#### What to work on
Return all lines with the word "text" in them.
--- begin Entries supplied ---
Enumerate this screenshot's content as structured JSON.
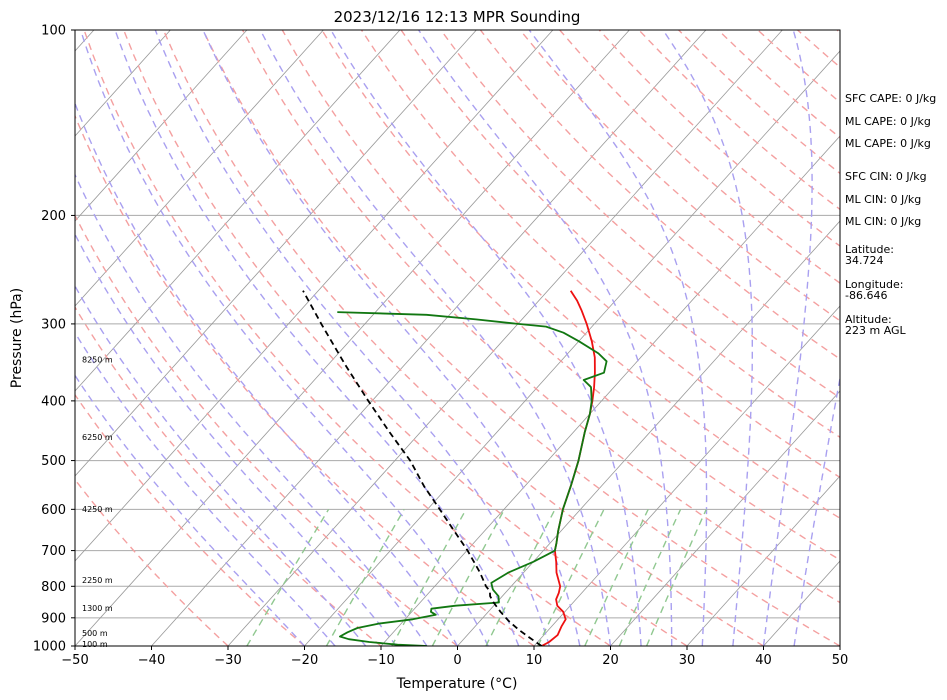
{
  "chart_data": {
    "type": "skew-t",
    "title": "2023/12/16 12:13 MPR Sounding",
    "xlabel": "Temperature (°C)",
    "ylabel": "Pressure (hPa)",
    "xlim": [
      -50,
      50
    ],
    "ylim": [
      1000,
      100
    ],
    "y_scale": "log",
    "grid": true,
    "x_ticks": [
      "−50",
      "−40",
      "−30",
      "−20",
      "−10",
      "0",
      "10",
      "20",
      "30",
      "40",
      "50"
    ],
    "y_ticks": [
      "100",
      "200",
      "300",
      "400",
      "500",
      "600",
      "700",
      "800",
      "900",
      "1000"
    ],
    "series": [
      {
        "role": "temperature",
        "color": "#ee1111",
        "points": [
          [
            1000,
            11.0
          ],
          [
            985,
            11.5
          ],
          [
            960,
            11.8
          ],
          [
            930,
            11.3
          ],
          [
            905,
            11.0
          ],
          [
            880,
            9.8
          ],
          [
            860,
            8.3
          ],
          [
            840,
            7.4
          ],
          [
            820,
            7.0
          ],
          [
            800,
            6.4
          ],
          [
            760,
            4.3
          ],
          [
            730,
            3.0
          ],
          [
            700,
            1.5
          ],
          [
            680,
            0.8
          ],
          [
            650,
            -0.4
          ],
          [
            600,
            -2.3
          ],
          [
            550,
            -4.0
          ],
          [
            500,
            -6.0
          ],
          [
            450,
            -8.5
          ],
          [
            420,
            -10.0
          ],
          [
            400,
            -11.2
          ],
          [
            380,
            -12.6
          ],
          [
            360,
            -14.2
          ],
          [
            340,
            -16.0
          ],
          [
            320,
            -18.3
          ],
          [
            300,
            -21.0
          ],
          [
            285,
            -23.3
          ],
          [
            275,
            -25.0
          ],
          [
            265,
            -27.0
          ]
        ]
      },
      {
        "role": "dewpoint",
        "color": "#117711",
        "points": [
          [
            1000,
            -4.0
          ],
          [
            995,
            -8.0
          ],
          [
            985,
            -12.0
          ],
          [
            975,
            -15.0
          ],
          [
            965,
            -16.5
          ],
          [
            950,
            -16.0
          ],
          [
            935,
            -15.2
          ],
          [
            920,
            -13.0
          ],
          [
            905,
            -9.0
          ],
          [
            890,
            -6.5
          ],
          [
            880,
            -7.5
          ],
          [
            870,
            -7.8
          ],
          [
            860,
            -5.0
          ],
          [
            850,
            0.3
          ],
          [
            830,
            -0.5
          ],
          [
            810,
            -2.0
          ],
          [
            790,
            -3.0
          ],
          [
            760,
            -2.0
          ],
          [
            730,
            0.0
          ],
          [
            710,
            1.0
          ],
          [
            700,
            1.5
          ],
          [
            680,
            0.8
          ],
          [
            650,
            -0.4
          ],
          [
            600,
            -2.3
          ],
          [
            550,
            -4.0
          ],
          [
            500,
            -6.0
          ],
          [
            450,
            -8.5
          ],
          [
            420,
            -10.0
          ],
          [
            400,
            -11.3
          ],
          [
            380,
            -13.0
          ],
          [
            370,
            -14.8
          ],
          [
            360,
            -13.0
          ],
          [
            345,
            -14.0
          ],
          [
            335,
            -16.0
          ],
          [
            320,
            -20.0
          ],
          [
            310,
            -23.0
          ],
          [
            303,
            -26.0
          ],
          [
            300,
            -30.0
          ],
          [
            295,
            -36.0
          ],
          [
            290,
            -43.0
          ],
          [
            287,
            -55.0
          ]
        ]
      },
      {
        "role": "parcel",
        "color": "#000000",
        "points": [
          [
            1000,
            11.0
          ],
          [
            970,
            8.5
          ],
          [
            940,
            6.0
          ],
          [
            910,
            3.7
          ],
          [
            880,
            1.6
          ],
          [
            850,
            -0.4
          ],
          [
            830,
            -1.6
          ],
          [
            815,
            -2.2
          ],
          [
            800,
            -3.3
          ],
          [
            760,
            -5.7
          ],
          [
            700,
            -9.9
          ],
          [
            650,
            -14.0
          ],
          [
            600,
            -18.4
          ],
          [
            550,
            -23.2
          ],
          [
            500,
            -28.0
          ],
          [
            450,
            -34.0
          ],
          [
            400,
            -40.5
          ],
          [
            350,
            -47.7
          ],
          [
            300,
            -55.7
          ],
          [
            265,
            -62.0
          ]
        ]
      }
    ],
    "height_labels": [
      {
        "text": "8250 m",
        "p": 343
      },
      {
        "text": "6250 m",
        "p": 458
      },
      {
        "text": "4250 m",
        "p": 599
      },
      {
        "text": "2250 m",
        "p": 782
      },
      {
        "text": "1300 m",
        "p": 867
      },
      {
        "text": "500 m",
        "p": 952
      },
      {
        "text": "100 m",
        "p": 993
      }
    ]
  },
  "side_panel": {
    "sfc_cape": "SFC CAPE: 0 J/kg",
    "ml_cape_1": "ML CAPE: 0 J/kg",
    "ml_cape_2": "ML CAPE: 0 J/kg",
    "sfc_cin": "SFC CIN: 0 J/kg",
    "ml_cin_1": "ML CIN: 0 J/kg",
    "ml_cin_2": "ML CIN: 0 J/kg",
    "latitude": "Latitude:\n34.724",
    "longitude": "Longitude:\n-86.646",
    "altitude": "Altitude:\n223 m AGL"
  },
  "colors": {
    "isotherm": "#999999",
    "dry_adiabat": "#f4a0a0",
    "moist_adiabat": "#a9a0f0",
    "mixing_ratio": "#90c890",
    "isobar": "#aaaaaa"
  }
}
--- end Entries supplied ---
#### In response
        "text": "8250 m",
        "text": "6250 m",
        "text": "4250 m",
        "text": "2250 m",
        "text": "1300 m",
        "text": "500 m",
        "text": "100 m",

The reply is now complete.